### Given problem
Skip the images and return the records below exactly.

[Dataset rows]
================================
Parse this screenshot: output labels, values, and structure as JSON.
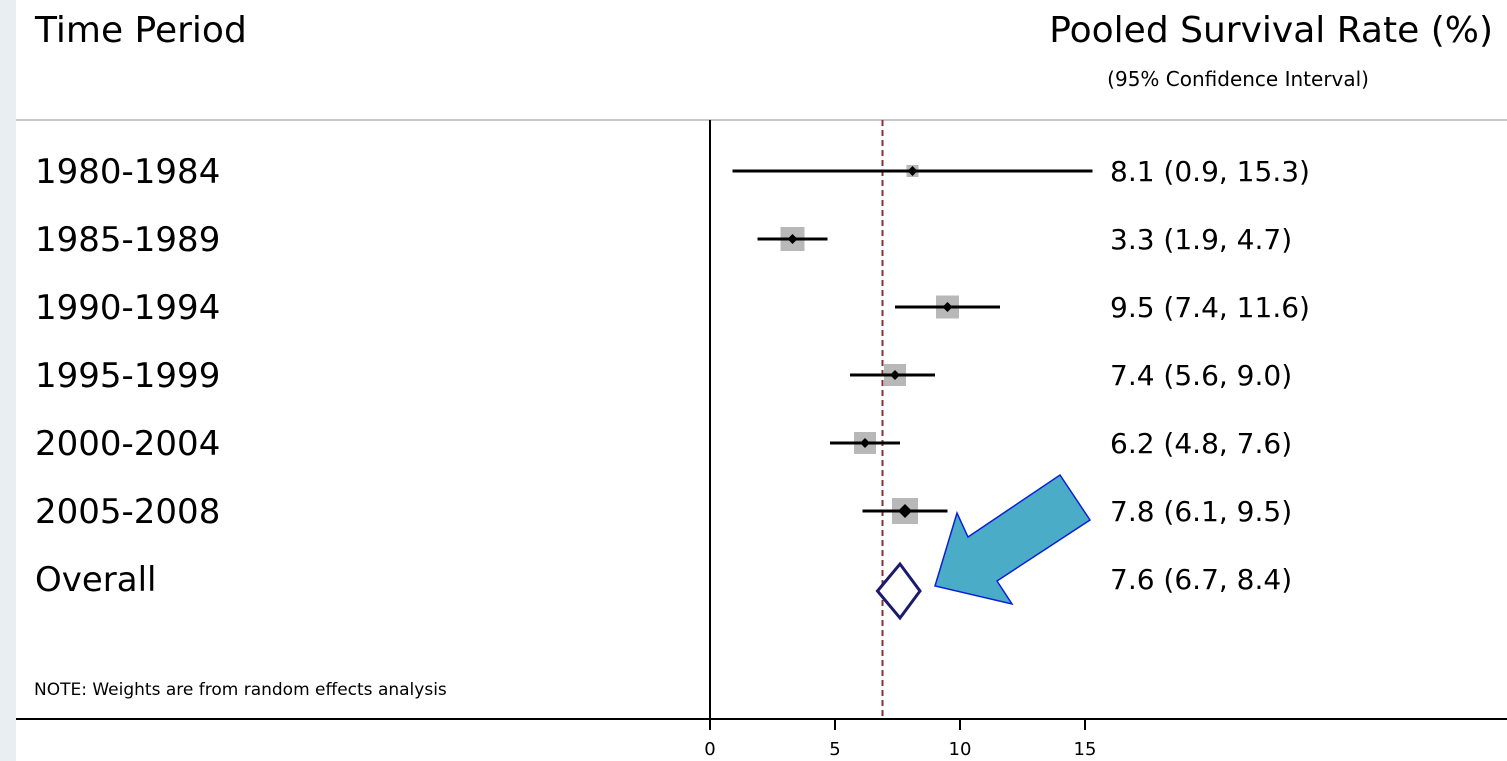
{
  "header": {
    "left_title": "Time Period",
    "right_title": "Pooled Survival Rate (%)",
    "right_subtitle": "(95% Confidence Interval)"
  },
  "note": "NOTE: Weights are from random effects analysis",
  "colors": {
    "ci_line": "#000000",
    "weight_box": "#b8b8b8",
    "diamond": "#1c1a6e",
    "reference_line": "#8b2f3a",
    "arrow_fill": "#4aacc6",
    "arrow_stroke": "#0a20d8",
    "separator": "#c8c8c8"
  },
  "chart_data": {
    "type": "forest",
    "xlim": [
      0,
      15
    ],
    "x_ticks": [
      "0",
      "5",
      "10",
      "15"
    ],
    "reference_line": 6.9,
    "rows": [
      {
        "label": "1980-1984",
        "estimate": 8.1,
        "lower": 0.9,
        "upper": 15.3,
        "text": "8.1 (0.9, 15.3)",
        "is_overall": false
      },
      {
        "label": "1985-1989",
        "estimate": 3.3,
        "lower": 1.9,
        "upper": 4.7,
        "text": "3.3 (1.9, 4.7)",
        "is_overall": false
      },
      {
        "label": "1990-1994",
        "estimate": 9.5,
        "lower": 7.4,
        "upper": 11.6,
        "text": "9.5 (7.4, 11.6)",
        "is_overall": false
      },
      {
        "label": "1995-1999",
        "estimate": 7.4,
        "lower": 5.6,
        "upper": 9.0,
        "text": "7.4 (5.6, 9.0)",
        "is_overall": false
      },
      {
        "label": "2000-2004",
        "estimate": 6.2,
        "lower": 4.8,
        "upper": 7.6,
        "text": "6.2 (4.8, 7.6)",
        "is_overall": false
      },
      {
        "label": "2005-2008",
        "estimate": 7.8,
        "lower": 6.1,
        "upper": 9.5,
        "text": "7.8 (6.1, 9.5)",
        "is_overall": false
      },
      {
        "label": "Overall",
        "estimate": 7.6,
        "lower": 6.7,
        "upper": 8.4,
        "text": "7.6 (6.7, 8.4)",
        "is_overall": true
      }
    ]
  }
}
================================
### Answer to this task
Parse this screenshot: output labels, values, and structure as JSON.
{
  "header": {
    "left_title": "Time Period",
    "right_title": "Pooled Survival Rate (%)",
    "right_subtitle": "(95% Confidence Interval)"
  },
  "note": "NOTE: Weights are from random effects analysis",
  "colors": {
    "ci_line": "#000000",
    "weight_box": "#b8b8b8",
    "diamond": "#1c1a6e",
    "reference_line": "#8b2f3a",
    "arrow_fill": "#4aacc6",
    "arrow_stroke": "#0a20d8",
    "separator": "#c8c8c8"
  },
  "chart_data": {
    "type": "forest",
    "xlim": [
      0,
      15
    ],
    "x_ticks": [
      "0",
      "5",
      "10",
      "15"
    ],
    "reference_line": 6.9,
    "rows": [
      {
        "label": "1980-1984",
        "estimate": 8.1,
        "lower": 0.9,
        "upper": 15.3,
        "text": "8.1 (0.9, 15.3)",
        "is_overall": false
      },
      {
        "label": "1985-1989",
        "estimate": 3.3,
        "lower": 1.9,
        "upper": 4.7,
        "text": "3.3 (1.9, 4.7)",
        "is_overall": false
      },
      {
        "label": "1990-1994",
        "estimate": 9.5,
        "lower": 7.4,
        "upper": 11.6,
        "text": "9.5 (7.4, 11.6)",
        "is_overall": false
      },
      {
        "label": "1995-1999",
        "estimate": 7.4,
        "lower": 5.6,
        "upper": 9.0,
        "text": "7.4 (5.6, 9.0)",
        "is_overall": false
      },
      {
        "label": "2000-2004",
        "estimate": 6.2,
        "lower": 4.8,
        "upper": 7.6,
        "text": "6.2 (4.8, 7.6)",
        "is_overall": false
      },
      {
        "label": "2005-2008",
        "estimate": 7.8,
        "lower": 6.1,
        "upper": 9.5,
        "text": "7.8 (6.1, 9.5)",
        "is_overall": false
      },
      {
        "label": "Overall",
        "estimate": 7.6,
        "lower": 6.7,
        "upper": 8.4,
        "text": "7.6 (6.7, 8.4)",
        "is_overall": true
      }
    ]
  }
}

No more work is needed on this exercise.